# What you have to do:
Write the records out again, keeping each line exactly as it is.

# Source data:
********************
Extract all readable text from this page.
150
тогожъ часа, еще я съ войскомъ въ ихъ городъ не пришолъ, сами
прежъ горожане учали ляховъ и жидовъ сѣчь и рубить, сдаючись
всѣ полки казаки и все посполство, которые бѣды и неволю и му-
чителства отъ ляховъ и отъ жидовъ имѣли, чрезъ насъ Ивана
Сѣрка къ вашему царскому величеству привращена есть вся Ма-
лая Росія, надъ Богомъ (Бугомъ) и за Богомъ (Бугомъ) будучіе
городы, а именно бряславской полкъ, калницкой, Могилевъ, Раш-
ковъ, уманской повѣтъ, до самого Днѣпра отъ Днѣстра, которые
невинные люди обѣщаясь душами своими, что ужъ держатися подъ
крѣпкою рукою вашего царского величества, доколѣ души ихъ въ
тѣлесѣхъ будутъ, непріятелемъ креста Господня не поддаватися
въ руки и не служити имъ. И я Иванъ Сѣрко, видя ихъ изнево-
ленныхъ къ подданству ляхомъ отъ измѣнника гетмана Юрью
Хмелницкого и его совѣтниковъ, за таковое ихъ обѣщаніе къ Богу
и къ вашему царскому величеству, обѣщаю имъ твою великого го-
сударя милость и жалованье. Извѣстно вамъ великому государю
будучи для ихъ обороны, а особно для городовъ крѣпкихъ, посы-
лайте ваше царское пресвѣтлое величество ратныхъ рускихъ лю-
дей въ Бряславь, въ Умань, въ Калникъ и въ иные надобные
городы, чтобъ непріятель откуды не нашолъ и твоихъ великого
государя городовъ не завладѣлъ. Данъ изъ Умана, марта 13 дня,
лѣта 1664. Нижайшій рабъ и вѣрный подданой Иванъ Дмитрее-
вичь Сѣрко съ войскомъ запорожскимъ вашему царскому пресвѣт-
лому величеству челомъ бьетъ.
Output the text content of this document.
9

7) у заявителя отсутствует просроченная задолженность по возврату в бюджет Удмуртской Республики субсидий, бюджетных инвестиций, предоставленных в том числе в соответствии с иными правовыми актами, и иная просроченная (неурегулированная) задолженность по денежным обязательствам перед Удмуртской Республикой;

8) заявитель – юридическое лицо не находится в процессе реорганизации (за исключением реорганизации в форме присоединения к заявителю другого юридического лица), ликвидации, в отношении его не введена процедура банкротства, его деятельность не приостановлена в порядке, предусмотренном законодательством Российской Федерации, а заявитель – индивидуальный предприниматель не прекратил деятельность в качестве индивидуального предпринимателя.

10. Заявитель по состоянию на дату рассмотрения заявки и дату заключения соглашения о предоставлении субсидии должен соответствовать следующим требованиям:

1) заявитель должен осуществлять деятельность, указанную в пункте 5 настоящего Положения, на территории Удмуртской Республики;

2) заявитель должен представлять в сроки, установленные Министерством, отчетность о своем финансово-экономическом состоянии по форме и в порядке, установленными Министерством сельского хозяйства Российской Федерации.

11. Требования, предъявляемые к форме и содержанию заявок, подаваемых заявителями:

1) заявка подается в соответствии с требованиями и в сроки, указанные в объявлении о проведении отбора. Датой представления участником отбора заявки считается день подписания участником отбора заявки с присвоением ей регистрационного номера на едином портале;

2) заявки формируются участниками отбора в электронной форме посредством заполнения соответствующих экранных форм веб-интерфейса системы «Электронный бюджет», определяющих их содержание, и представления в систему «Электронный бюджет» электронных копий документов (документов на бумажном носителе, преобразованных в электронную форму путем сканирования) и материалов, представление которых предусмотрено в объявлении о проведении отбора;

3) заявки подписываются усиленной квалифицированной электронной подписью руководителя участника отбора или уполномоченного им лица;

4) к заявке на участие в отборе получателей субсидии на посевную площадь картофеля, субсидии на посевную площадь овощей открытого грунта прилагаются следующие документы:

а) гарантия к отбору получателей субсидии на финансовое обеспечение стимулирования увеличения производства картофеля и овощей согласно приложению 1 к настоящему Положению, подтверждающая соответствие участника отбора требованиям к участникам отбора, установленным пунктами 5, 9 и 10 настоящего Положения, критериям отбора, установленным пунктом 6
********************
# Written response:
Extract all readable text from this page.
150
тогожъ часа, еще я съ войскомъ въ ихъ городъ не пришолъ, сами
прежъ горожане учали ляховъ и жидовъ сѣчь и рубить, сдаючись
всѣ полки казаки и все посполство, которые бѣды и неволю и му-
чителства отъ ляховъ и отъ жидовъ имѣли, чрезъ насъ Ивана
Сѣрка къ вашему царскому величеству привращена есть вся Ма-
лая Росія, надъ Богомъ (Бугомъ) и за Богомъ (Бугомъ) будучіе
городы, а именно бряславской полкъ, калницкой, Могилевъ, Раш-
ковъ, уманской повѣтъ, до самого Днѣпра отъ Днѣстра, которые
невинные люди обѣщаясь душами своими, что ужъ держатися подъ
крѣпкою рукою вашего царского величества, доколѣ души ихъ въ
тѣлесѣхъ будутъ, непріятелемъ креста Господня не поддаватися
въ руки и не служити имъ. И я Иванъ Сѣрко, видя ихъ изнево-
ленныхъ къ подданству ляхомъ отъ измѣнника гетмана Юрью
Хмелницкого и его совѣтниковъ, за таковое ихъ обѣщаніе къ Богу
и къ вашему царскому величеству, обѣщаю имъ твою великого го-
сударя милость и жалованье. Извѣстно вамъ великому государю
будучи для ихъ обороны, а особно для городовъ крѣпкихъ, посы-
лайте ваше царское пресвѣтлое величество ратныхъ рускихъ лю-
дей въ Бряславь, въ Умань, въ Калникъ и въ иные надобные
городы, чтобъ непріятель откуды не нашолъ и твоихъ великого
государя городовъ не завладѣлъ. Данъ изъ Умана, марта 13 дня,
лѣта 1664. Нижайшій рабъ и вѣрный подданой Иванъ Дмитрее-
вичь Сѣрко съ войскомъ запорожскимъ вашему царскому пресвѣт-
лому величеству челомъ бьетъ.
Output the text content of this document.
9

7) у заявителя отсутствует просроченная задолженность по возврату в бюджет Удмуртской Республики субсидий, бюджетных инвестиций, предоставленных в том числе в соответствии с иными правовыми актами, и иная просроченная (неурегулированная) задолженность по денежным обязательствам перед Удмуртской Республикой;

8) заявитель – юридическое лицо не находится в процессе реорганизации (за исключением реорганизации в форме присоединения к заявителю другого юридического лица), ликвидации, в отношении его не введена процедура банкротства, его деятельность не приостановлена в порядке, предусмотренном законодательством Российской Федерации, а заявитель – индивидуальный предприниматель не прекратил деятельность в качестве индивидуального предпринимателя.

10. Заявитель по состоянию на дату рассмотрения заявки и дату заключения соглашения о предоставлении субсидии должен соответствовать следующим требованиям:

1) заявитель должен осуществлять деятельность, указанную в пункте 5 настоящего Положения, на территории Удмуртской Республики;

2) заявитель должен представлять в сроки, установленные Министерством, отчетность о своем финансово-экономическом состоянии по форме и в порядке, установленными Министерством сельского хозяйства Российской Федерации.

11. Требования, предъявляемые к форме и содержанию заявок, подаваемых заявителями:

1) заявка подается в соответствии с требованиями и в сроки, указанные в объявлении о проведении отбора. Датой представления участником отбора заявки считается день подписания участником отбора заявки с присвоением ей регистрационного номера на едином портале;

2) заявки формируются участниками отбора в электронной форме посредством заполнения соответствующих экранных форм веб-интерфейса системы «Электронный бюджет», определяющих их содержание, и представления в систему «Электронный бюджет» электронных копий документов (документов на бумажном носителе, преобразованных в электронную форму путем сканирования) и материалов, представление которых предусмотрено в объявлении о проведении отбора;

3) заявки подписываются усиленной квалифицированной электронной подписью руководителя участника отбора или уполномоченного им лица;

4) к заявке на участие в отборе получателей субсидии на посевную площадь картофеля, субсидии на посевную площадь овощей открытого грунта прилагаются следующие документы:

а) гарантия к отбору получателей субсидии на финансовое обеспечение стимулирования увеличения производства картофеля и овощей согласно приложению 1 к настоящему Положению, подтверждающая соответствие участника отбора требованиям к участникам отбора, установленным пунктами 5, 9 и 10 настоящего Положения, критериям отбора, установленным пунктом 6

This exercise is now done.